● What the exercise asks
Present the following entries again, word for word and in full.

● Exercise data
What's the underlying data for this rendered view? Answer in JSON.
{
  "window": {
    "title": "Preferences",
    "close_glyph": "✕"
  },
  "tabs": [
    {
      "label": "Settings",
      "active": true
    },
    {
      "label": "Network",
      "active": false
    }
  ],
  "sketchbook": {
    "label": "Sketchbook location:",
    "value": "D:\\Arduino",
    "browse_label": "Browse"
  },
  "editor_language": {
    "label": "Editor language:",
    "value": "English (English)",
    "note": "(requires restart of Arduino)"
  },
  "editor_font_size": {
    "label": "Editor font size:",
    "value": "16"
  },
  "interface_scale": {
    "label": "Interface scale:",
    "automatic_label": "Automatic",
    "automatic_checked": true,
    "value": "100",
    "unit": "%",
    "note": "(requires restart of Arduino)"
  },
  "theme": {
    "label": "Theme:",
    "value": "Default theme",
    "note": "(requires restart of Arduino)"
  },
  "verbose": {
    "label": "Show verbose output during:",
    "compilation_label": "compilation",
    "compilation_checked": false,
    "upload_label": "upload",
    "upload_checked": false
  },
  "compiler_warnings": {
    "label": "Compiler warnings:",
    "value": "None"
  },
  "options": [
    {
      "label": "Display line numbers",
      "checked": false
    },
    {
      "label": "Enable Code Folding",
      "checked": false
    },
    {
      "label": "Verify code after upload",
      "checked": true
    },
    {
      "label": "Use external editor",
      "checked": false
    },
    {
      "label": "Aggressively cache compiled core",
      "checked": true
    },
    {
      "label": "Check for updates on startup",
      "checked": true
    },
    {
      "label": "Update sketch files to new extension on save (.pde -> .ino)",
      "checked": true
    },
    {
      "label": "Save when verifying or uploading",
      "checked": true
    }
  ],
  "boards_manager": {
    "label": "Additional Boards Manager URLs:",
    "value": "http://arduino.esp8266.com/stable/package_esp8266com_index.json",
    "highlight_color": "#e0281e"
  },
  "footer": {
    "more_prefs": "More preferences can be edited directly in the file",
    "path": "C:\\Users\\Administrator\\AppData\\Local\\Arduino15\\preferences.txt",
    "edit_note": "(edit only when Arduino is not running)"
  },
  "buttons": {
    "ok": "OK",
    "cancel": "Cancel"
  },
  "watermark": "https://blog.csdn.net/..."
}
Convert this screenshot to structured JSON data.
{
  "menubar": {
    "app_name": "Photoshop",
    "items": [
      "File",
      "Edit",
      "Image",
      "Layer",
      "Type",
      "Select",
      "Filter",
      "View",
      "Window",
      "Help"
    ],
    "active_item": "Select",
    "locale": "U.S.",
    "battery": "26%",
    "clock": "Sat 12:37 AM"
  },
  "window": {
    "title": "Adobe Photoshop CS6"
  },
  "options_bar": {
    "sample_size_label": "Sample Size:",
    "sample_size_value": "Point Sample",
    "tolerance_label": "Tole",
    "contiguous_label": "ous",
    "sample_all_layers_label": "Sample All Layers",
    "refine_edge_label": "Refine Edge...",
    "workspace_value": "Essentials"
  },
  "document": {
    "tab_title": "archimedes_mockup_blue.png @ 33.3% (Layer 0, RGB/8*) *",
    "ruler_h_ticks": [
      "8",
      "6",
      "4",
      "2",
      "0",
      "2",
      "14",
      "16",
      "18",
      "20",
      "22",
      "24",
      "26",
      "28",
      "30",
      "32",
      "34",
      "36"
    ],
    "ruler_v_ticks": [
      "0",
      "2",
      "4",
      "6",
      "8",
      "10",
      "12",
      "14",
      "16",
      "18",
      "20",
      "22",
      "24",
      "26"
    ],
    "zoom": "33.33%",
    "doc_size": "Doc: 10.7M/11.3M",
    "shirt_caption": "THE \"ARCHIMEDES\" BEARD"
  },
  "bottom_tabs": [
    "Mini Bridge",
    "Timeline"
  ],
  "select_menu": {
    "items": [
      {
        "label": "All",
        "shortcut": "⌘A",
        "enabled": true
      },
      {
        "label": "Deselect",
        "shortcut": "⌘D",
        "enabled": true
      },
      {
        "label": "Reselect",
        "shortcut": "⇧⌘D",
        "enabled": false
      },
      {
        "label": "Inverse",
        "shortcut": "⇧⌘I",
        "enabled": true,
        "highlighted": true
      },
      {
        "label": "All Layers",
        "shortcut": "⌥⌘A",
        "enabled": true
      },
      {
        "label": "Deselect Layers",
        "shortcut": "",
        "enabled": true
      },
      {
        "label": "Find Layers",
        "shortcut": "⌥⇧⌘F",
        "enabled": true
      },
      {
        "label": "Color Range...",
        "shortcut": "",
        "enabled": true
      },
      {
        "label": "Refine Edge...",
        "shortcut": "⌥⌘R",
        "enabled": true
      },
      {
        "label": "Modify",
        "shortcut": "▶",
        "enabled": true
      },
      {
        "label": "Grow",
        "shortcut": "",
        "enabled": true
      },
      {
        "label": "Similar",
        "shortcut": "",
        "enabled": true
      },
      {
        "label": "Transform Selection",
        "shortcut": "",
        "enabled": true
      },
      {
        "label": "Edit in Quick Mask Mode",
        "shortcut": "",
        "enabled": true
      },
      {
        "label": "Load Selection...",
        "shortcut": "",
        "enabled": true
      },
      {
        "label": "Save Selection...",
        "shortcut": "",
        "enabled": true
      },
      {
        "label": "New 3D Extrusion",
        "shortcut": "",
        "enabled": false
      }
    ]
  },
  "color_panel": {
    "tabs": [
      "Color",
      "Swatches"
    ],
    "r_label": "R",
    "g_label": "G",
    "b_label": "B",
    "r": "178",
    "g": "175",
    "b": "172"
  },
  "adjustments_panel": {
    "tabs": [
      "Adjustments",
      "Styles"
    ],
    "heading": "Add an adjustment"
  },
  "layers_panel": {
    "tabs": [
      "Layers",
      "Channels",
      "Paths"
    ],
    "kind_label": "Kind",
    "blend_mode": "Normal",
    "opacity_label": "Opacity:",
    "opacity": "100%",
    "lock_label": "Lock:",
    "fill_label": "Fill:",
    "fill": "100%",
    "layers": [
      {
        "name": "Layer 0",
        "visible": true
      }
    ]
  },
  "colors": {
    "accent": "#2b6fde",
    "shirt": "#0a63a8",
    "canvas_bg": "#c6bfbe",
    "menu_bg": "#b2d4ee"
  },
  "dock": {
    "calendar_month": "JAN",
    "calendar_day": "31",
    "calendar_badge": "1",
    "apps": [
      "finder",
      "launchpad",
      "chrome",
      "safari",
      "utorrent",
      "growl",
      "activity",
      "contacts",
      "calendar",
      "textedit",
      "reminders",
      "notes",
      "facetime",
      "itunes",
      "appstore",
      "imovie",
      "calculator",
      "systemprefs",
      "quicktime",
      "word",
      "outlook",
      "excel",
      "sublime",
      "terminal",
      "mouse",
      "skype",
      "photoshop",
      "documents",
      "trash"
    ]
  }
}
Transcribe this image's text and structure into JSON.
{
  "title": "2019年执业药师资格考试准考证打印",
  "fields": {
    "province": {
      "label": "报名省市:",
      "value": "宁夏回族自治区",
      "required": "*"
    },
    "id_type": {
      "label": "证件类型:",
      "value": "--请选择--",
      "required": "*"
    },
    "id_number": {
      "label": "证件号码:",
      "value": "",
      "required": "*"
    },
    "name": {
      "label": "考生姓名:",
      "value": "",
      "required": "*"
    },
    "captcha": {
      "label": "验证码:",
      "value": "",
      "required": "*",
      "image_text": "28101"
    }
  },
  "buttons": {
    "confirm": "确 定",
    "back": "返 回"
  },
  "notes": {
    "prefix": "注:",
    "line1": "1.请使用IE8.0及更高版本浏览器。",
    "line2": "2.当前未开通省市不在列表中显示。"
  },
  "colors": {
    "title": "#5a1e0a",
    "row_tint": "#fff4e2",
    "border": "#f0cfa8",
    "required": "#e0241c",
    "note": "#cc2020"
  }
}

● Output below
What's the underlying data for this rendered view? Answer in JSON.
{
  "window": {
    "title": "Preferences",
    "close_glyph": "✕"
  },
  "tabs": [
    {
      "label": "Settings",
      "active": true
    },
    {
      "label": "Network",
      "active": false
    }
  ],
  "sketchbook": {
    "label": "Sketchbook location:",
    "value": "D:\\Arduino",
    "browse_label": "Browse"
  },
  "editor_language": {
    "label": "Editor language:",
    "value": "English (English)",
    "note": "(requires restart of Arduino)"
  },
  "editor_font_size": {
    "label": "Editor font size:",
    "value": "16"
  },
  "interface_scale": {
    "label": "Interface scale:",
    "automatic_label": "Automatic",
    "automatic_checked": true,
    "value": "100",
    "unit": "%",
    "note": "(requires restart of Arduino)"
  },
  "theme": {
    "label": "Theme:",
    "value": "Default theme",
    "note": "(requires restart of Arduino)"
  },
  "verbose": {
    "label": "Show verbose output during:",
    "compilation_label": "compilation",
    "compilation_checked": false,
    "upload_label": "upload",
    "upload_checked": false
  },
  "compiler_warnings": {
    "label": "Compiler warnings:",
    "value": "None"
  },
  "options": [
    {
      "label": "Display line numbers",
      "checked": false
    },
    {
      "label": "Enable Code Folding",
      "checked": false
    },
    {
      "label": "Verify code after upload",
      "checked": true
    },
    {
      "label": "Use external editor",
      "checked": false
    },
    {
      "label": "Aggressively cache compiled core",
      "checked": true
    },
    {
      "label": "Check for updates on startup",
      "checked": true
    },
    {
      "label": "Update sketch files to new extension on save (.pde -> .ino)",
      "checked": true
    },
    {
      "label": "Save when verifying or uploading",
      "checked": true
    }
  ],
  "boards_manager": {
    "label": "Additional Boards Manager URLs:",
    "value": "http://arduino.esp8266.com/stable/package_esp8266com_index.json",
    "highlight_color": "#e0281e"
  },
  "footer": {
    "more_prefs": "More preferences can be edited directly in the file",
    "path": "C:\\Users\\Administrator\\AppData\\Local\\Arduino15\\preferences.txt",
    "edit_note": "(edit only when Arduino is not running)"
  },
  "buttons": {
    "ok": "OK",
    "cancel": "Cancel"
  },
  "watermark": "https://blog.csdn.net/..."
}
Convert this screenshot to structured JSON data.
{
  "menubar": {
    "app_name": "Photoshop",
    "items": [
      "File",
      "Edit",
      "Image",
      "Layer",
      "Type",
      "Select",
      "Filter",
      "View",
      "Window",
      "Help"
    ],
    "active_item": "Select",
    "locale": "U.S.",
    "battery": "26%",
    "clock": "Sat 12:37 AM"
  },
  "window": {
    "title": "Adobe Photoshop CS6"
  },
  "options_bar": {
    "sample_size_label": "Sample Size:",
    "sample_size_value": "Point Sample",
    "tolerance_label": "Tole",
    "contiguous_label": "ous",
    "sample_all_layers_label": "Sample All Layers",
    "refine_edge_label": "Refine Edge...",
    "workspace_value": "Essentials"
  },
  "document": {
    "tab_title": "archimedes_mockup_blue.png @ 33.3% (Layer 0, RGB/8*) *",
    "ruler_h_ticks": [
      "8",
      "6",
      "4",
      "2",
      "0",
      "2",
      "14",
      "16",
      "18",
      "20",
      "22",
      "24",
      "26",
      "28",
      "30",
      "32",
      "34",
      "36"
    ],
    "ruler_v_ticks": [
      "0",
      "2",
      "4",
      "6",
      "8",
      "10",
      "12",
      "14",
      "16",
      "18",
      "20",
      "22",
      "24",
      "26"
    ],
    "zoom": "33.33%",
    "doc_size": "Doc: 10.7M/11.3M",
    "shirt_caption": "THE \"ARCHIMEDES\" BEARD"
  },
  "bottom_tabs": [
    "Mini Bridge",
    "Timeline"
  ],
  "select_menu": {
    "items": [
      {
        "label": "All",
        "shortcut": "⌘A",
        "enabled": true
      },
      {
        "label": "Deselect",
        "shortcut": "⌘D",
        "enabled": true
      },
      {
        "label": "Reselect",
        "shortcut": "⇧⌘D",
        "enabled": false
      },
      {
        "label": "Inverse",
        "shortcut": "⇧⌘I",
        "enabled": true,
        "highlighted": true
      },
      {
        "label": "All Layers",
        "shortcut": "⌥⌘A",
        "enabled": true
      },
      {
        "label": "Deselect Layers",
        "shortcut": "",
        "enabled": true
      },
      {
        "label": "Find Layers",
        "shortcut": "⌥⇧⌘F",
        "enabled": true
      },
      {
        "label": "Color Range...",
        "shortcut": "",
        "enabled": true
      },
      {
        "label": "Refine Edge...",
        "shortcut": "⌥⌘R",
        "enabled": true
      },
      {
        "label": "Modify",
        "shortcut": "▶",
        "enabled": true
      },
      {
        "label": "Grow",
        "shortcut": "",
        "enabled": true
      },
      {
        "label": "Similar",
        "shortcut": "",
        "enabled": true
      },
      {
        "label": "Transform Selection",
        "shortcut": "",
        "enabled": true
      },
      {
        "label": "Edit in Quick Mask Mode",
        "shortcut": "",
        "enabled": true
      },
      {
        "label": "Load Selection...",
        "shortcut": "",
        "enabled": true
      },
      {
        "label": "Save Selection...",
        "shortcut": "",
        "enabled": true
      },
      {
        "label": "New 3D Extrusion",
        "shortcut": "",
        "enabled": false
      }
    ]
  },
  "color_panel": {
    "tabs": [
      "Color",
      "Swatches"
    ],
    "r_label": "R",
    "g_label": "G",
    "b_label": "B",
    "r": "178",
    "g": "175",
    "b": "172"
  },
  "adjustments_panel": {
    "tabs": [
      "Adjustments",
      "Styles"
    ],
    "heading": "Add an adjustment"
  },
  "layers_panel": {
    "tabs": [
      "Layers",
      "Channels",
      "Paths"
    ],
    "kind_label": "Kind",
    "blend_mode": "Normal",
    "opacity_label": "Opacity:",
    "opacity": "100%",
    "lock_label": "Lock:",
    "fill_label": "Fill:",
    "fill": "100%",
    "layers": [
      {
        "name": "Layer 0",
        "visible": true
      }
    ]
  },
  "colors": {
    "accent": "#2b6fde",
    "shirt": "#0a63a8",
    "canvas_bg": "#c6bfbe",
    "menu_bg": "#b2d4ee"
  },
  "dock": {
    "calendar_month": "JAN",
    "calendar_day": "31",
    "calendar_badge": "1",
    "apps": [
      "finder",
      "launchpad",
      "chrome",
      "safari",
      "utorrent",
      "growl",
      "activity",
      "contacts",
      "calendar",
      "textedit",
      "reminders",
      "notes",
      "facetime",
      "itunes",
      "appstore",
      "imovie",
      "calculator",
      "systemprefs",
      "quicktime",
      "word",
      "outlook",
      "excel",
      "sublime",
      "terminal",
      "mouse",
      "skype",
      "photoshop",
      "documents",
      "trash"
    ]
  }
}
Transcribe this image's text and structure into JSON.
{
  "title": "2019年执业药师资格考试准考证打印",
  "fields": {
    "province": {
      "label": "报名省市:",
      "value": "宁夏回族自治区",
      "required": "*"
    },
    "id_type": {
      "label": "证件类型:",
      "value": "--请选择--",
      "required": "*"
    },
    "id_number": {
      "label": "证件号码:",
      "value": "",
      "required": "*"
    },
    "name": {
      "label": "考生姓名:",
      "value": "",
      "required": "*"
    },
    "captcha": {
      "label": "验证码:",
      "value": "",
      "required": "*",
      "image_text": "28101"
    }
  },
  "buttons": {
    "confirm": "确 定",
    "back": "返 回"
  },
  "notes": {
    "prefix": "注:",
    "line1": "1.请使用IE8.0及更高版本浏览器。",
    "line2": "2.当前未开通省市不在列表中显示。"
  },
  "colors": {
    "title": "#5a1e0a",
    "row_tint": "#fff4e2",
    "border": "#f0cfa8",
    "required": "#e0241c",
    "note": "#cc2020"
  }
}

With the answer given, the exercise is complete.